== Job A ==
In the Instagram likes post, rewrite the stretch from "But truly, I" through "with real results.", replacing "Instagram" with "the app".

Or maybe, you’re cool cucumber and totally fine with the notion of losing likes on Instagram. As someone who teaches IG strategy, I felt all eyes and ears on me when the company made this mind-blowing announcement, and so I did what I often do. I took to Instagram itself to give y’all a breakdown on why I believe this actually isn’t the end of the world.

Seriously! I’m kinda into it, if I’m being totally honest. I know, I know, we don’t like change, and this is a BIG one coming to everyone’s favorite app. And it can be especially frightening when you run much of your business from the app (*cough, cough, this is why I always push building your business on your OWN land, aka an email list!*). I get it, the fear and the aggravation.

But truly, I don’t think this will harm business or take away from the good experience that can come with Instagram. The community, the positive interactions, the storytelling and camaraderie, AND the real results. The fact is, you’ll still be able to see your own likes — it’s just everyone else who won’t be able to see them! And you, theirs. It’s sort of brilliant, the more I think about it, and here are 3 big reasons why.

1. You can start measuring your success on IG with real results.

== Supplied entries ==
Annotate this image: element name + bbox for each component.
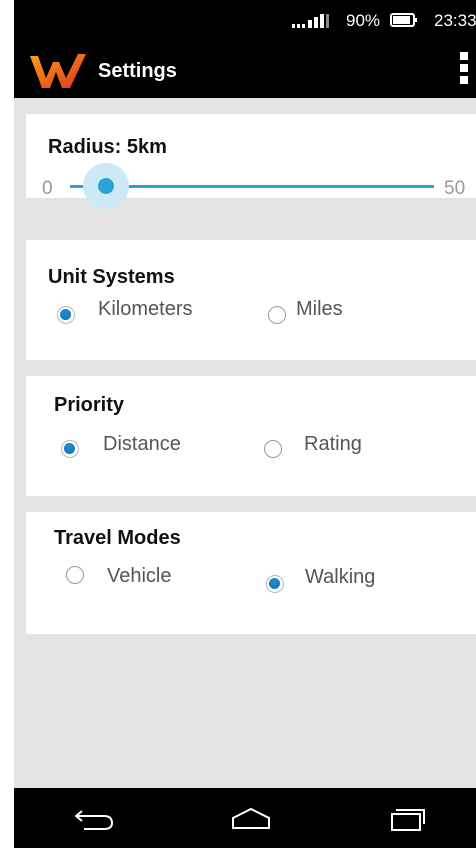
unit-systems-title: Unit Systems (48, 266, 175, 288)
battery-percent: 90% (346, 11, 381, 30)
recent-apps-icon[interactable] (386, 806, 428, 832)
radius-slider-thumb[interactable] (98, 178, 114, 194)
radius-title: Radius: 5km (48, 136, 167, 158)
phone-screen: 90% 23:33 Settings Radius: 5km 0 50 Unit… (14, 0, 476, 848)
distance-label[interactable]: Distance (103, 433, 181, 456)
clock: 23:33 (434, 11, 476, 30)
miles-label[interactable]: Miles (296, 298, 343, 321)
travel-modes-title: Travel Modes (54, 527, 181, 549)
signal-icon (292, 14, 329, 28)
priority-title: Priority (54, 394, 125, 416)
app-logo-icon (30, 54, 86, 88)
status-bar: 90% 23:33 (14, 0, 476, 44)
kilometers-radio[interactable] (57, 306, 75, 324)
travel-modes-card: Travel Modes Vehicle Walking (26, 512, 476, 634)
rating-label[interactable]: Rating (304, 433, 362, 456)
walking-label[interactable]: Walking (305, 566, 375, 589)
walking-radio[interactable] (266, 575, 284, 593)
kilometers-label[interactable]: Kilometers (98, 298, 192, 321)
vehicle-label[interactable]: Vehicle (107, 565, 172, 588)
rating-radio[interactable] (264, 440, 282, 458)
navigation-bar (14, 788, 476, 848)
unit-systems-card: Unit Systems Kilometers Miles (26, 240, 476, 360)
slider-max-label: 50 (444, 178, 466, 199)
distance-radio[interactable] (61, 440, 79, 458)
battery-icon (390, 13, 417, 27)
app-bar: Settings (14, 44, 476, 98)
back-icon[interactable] (74, 806, 116, 832)
priority-card: Priority Distance Rating (26, 376, 476, 496)
slider-min-label: 0 (42, 178, 53, 199)
vehicle-radio[interactable] (66, 566, 84, 584)
home-icon[interactable] (230, 806, 272, 832)
miles-radio[interactable] (268, 306, 286, 324)
radius-card: Radius: 5km 0 50 (26, 114, 476, 209)
overflow-menu-icon[interactable] (458, 52, 470, 92)
page-title: Settings (98, 60, 177, 82)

== Job B ==
Copy the entries exactly, from the line containing "unit-systems-title: Unit Systems" through the line containing "radius-title: Radius: 5km (48, 136, 167, 158)".

== Response A ==
But truly, I don’t think this will harm business or take away from the good experience that can come with the app. The community, the positive interactions, the storytelling and camaraderie, AND the real results. The fact is, you’ll still be able to see your own likes — it’s just everyone else who won’t be able to see them! And you, theirs. It’s sort of brilliant, the more I think about it, and here are 3 big reasons why.

1. You can start measuring your success on IG with real results.

== Response B ==
unit-systems-title: Unit Systems (48, 266, 175, 288)
battery-percent: 90% (346, 11, 381, 30)
recent-apps-icon[interactable] (386, 806, 428, 832)
radius-slider-thumb[interactable] (98, 178, 114, 194)
radius-title: Radius: 5km (48, 136, 167, 158)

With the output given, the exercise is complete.